● **TEXTO DEL EJERCICIO**:
Con la aprobación ayer por la tarde del dictamen a la oficialmente llamada “propuesta de reforma parcial a la Constitución Política”, o contrarreforma, como preferimos llamarle, se puede decir que el tren con destino a la dictadura está por salir.
Con esta contrarreforma el orteguismo zarpa definitivamente hacia una aventura totalitaria que, si nos atenemos a los ejemplos tanto de nuestra historia como a los de otros países, solo auguran más pobreza e inestabilidad para los nicaragüenses.
En esencia, como claramente lo dijo la Conferencia Episcopal de Nicaragua, estas reformas están orientadas “a favorecer el establecimiento y perpetuación de un poder absoluto a largo plazo, ejercido por una persona o un partido de forma dinástica o por medio de una oligarquía política y económica”. Ese es el corazón de la contrarreforma.

● **OBJETIVO**:
Resume en una sola oración el párrafo del texto sobre la contrarreforma que empieza con «En esencia, como claramente», sin perder sus datos principales. Los registros son material independiente del texto.

● **DATOS DE ENTRADA**:

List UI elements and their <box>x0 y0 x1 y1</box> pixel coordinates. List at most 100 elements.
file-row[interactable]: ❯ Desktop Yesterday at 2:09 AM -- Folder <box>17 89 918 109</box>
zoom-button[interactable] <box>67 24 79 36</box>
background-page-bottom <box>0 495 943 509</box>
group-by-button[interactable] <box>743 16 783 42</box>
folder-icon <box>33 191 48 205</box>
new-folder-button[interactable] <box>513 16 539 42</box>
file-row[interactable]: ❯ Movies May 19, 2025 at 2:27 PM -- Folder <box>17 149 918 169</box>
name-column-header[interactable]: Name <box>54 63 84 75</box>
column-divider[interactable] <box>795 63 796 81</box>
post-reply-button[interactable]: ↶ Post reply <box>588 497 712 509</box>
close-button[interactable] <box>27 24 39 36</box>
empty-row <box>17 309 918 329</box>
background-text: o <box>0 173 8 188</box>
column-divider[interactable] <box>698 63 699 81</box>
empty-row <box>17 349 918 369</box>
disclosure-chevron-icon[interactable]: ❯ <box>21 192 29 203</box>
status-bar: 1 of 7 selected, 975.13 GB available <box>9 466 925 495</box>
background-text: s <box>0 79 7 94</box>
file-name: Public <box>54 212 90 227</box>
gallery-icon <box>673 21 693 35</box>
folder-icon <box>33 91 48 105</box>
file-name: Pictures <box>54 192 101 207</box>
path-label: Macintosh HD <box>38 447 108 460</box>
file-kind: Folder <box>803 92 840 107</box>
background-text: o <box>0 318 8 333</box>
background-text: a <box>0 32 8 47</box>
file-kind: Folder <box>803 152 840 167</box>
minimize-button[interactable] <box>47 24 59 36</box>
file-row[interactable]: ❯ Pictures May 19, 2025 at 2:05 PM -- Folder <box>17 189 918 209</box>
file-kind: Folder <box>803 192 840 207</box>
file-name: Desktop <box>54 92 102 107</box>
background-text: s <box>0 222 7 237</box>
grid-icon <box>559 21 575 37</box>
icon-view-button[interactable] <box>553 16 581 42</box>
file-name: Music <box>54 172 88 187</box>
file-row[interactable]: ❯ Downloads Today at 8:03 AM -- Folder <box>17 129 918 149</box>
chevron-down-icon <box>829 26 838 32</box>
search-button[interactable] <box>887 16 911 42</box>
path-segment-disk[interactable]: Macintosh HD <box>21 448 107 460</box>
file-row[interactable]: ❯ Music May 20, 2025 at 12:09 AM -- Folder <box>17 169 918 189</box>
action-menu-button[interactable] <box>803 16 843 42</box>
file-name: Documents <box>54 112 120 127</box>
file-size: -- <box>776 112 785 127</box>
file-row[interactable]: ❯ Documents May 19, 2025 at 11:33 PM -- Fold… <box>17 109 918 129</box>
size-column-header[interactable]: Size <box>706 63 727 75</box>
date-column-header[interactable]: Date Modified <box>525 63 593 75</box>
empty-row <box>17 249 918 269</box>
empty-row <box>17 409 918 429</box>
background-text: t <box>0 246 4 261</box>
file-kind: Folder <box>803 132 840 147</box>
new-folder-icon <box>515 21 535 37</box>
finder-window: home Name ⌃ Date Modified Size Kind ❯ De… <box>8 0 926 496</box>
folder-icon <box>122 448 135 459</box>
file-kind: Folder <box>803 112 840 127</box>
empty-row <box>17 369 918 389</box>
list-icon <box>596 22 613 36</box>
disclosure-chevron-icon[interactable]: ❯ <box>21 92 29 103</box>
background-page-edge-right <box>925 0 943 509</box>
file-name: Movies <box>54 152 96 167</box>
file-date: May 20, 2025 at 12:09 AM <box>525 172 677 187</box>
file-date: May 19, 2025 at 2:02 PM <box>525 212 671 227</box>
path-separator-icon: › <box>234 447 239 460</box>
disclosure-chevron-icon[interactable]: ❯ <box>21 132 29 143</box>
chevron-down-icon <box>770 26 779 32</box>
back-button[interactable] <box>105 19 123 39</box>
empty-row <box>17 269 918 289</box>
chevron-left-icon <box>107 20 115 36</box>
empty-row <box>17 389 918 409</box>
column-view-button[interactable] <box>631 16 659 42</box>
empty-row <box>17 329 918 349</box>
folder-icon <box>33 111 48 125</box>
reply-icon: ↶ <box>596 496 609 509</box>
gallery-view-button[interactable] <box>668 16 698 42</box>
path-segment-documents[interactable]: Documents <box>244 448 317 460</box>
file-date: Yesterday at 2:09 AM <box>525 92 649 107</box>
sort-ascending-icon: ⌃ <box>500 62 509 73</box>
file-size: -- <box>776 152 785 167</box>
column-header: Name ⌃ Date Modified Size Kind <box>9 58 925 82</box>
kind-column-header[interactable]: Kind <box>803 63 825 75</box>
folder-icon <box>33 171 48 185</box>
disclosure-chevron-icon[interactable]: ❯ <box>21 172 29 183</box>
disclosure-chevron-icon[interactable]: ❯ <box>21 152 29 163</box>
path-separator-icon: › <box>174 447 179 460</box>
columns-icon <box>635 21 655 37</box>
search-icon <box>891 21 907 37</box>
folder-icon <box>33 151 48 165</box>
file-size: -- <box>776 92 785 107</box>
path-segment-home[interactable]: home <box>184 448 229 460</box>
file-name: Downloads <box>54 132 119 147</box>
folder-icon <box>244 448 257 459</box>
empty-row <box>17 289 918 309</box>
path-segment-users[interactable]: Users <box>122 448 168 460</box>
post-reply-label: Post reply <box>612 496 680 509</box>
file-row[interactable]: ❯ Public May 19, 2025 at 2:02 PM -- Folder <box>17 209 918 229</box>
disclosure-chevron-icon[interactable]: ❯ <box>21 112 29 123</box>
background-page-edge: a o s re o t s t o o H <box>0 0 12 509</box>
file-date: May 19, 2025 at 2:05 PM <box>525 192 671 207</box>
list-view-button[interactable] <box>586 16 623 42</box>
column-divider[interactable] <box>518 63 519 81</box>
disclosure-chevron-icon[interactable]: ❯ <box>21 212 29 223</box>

● **RESPUESTA**:
Según la Conferencia Episcopal de Nicaragua, el núcleo de la contrarreforma es favorecer que se establezca y perpetúe a largo plazo un poder absoluto, ejercido por una persona o un partido de forma dinástica o mediante una oligarquía política y económica.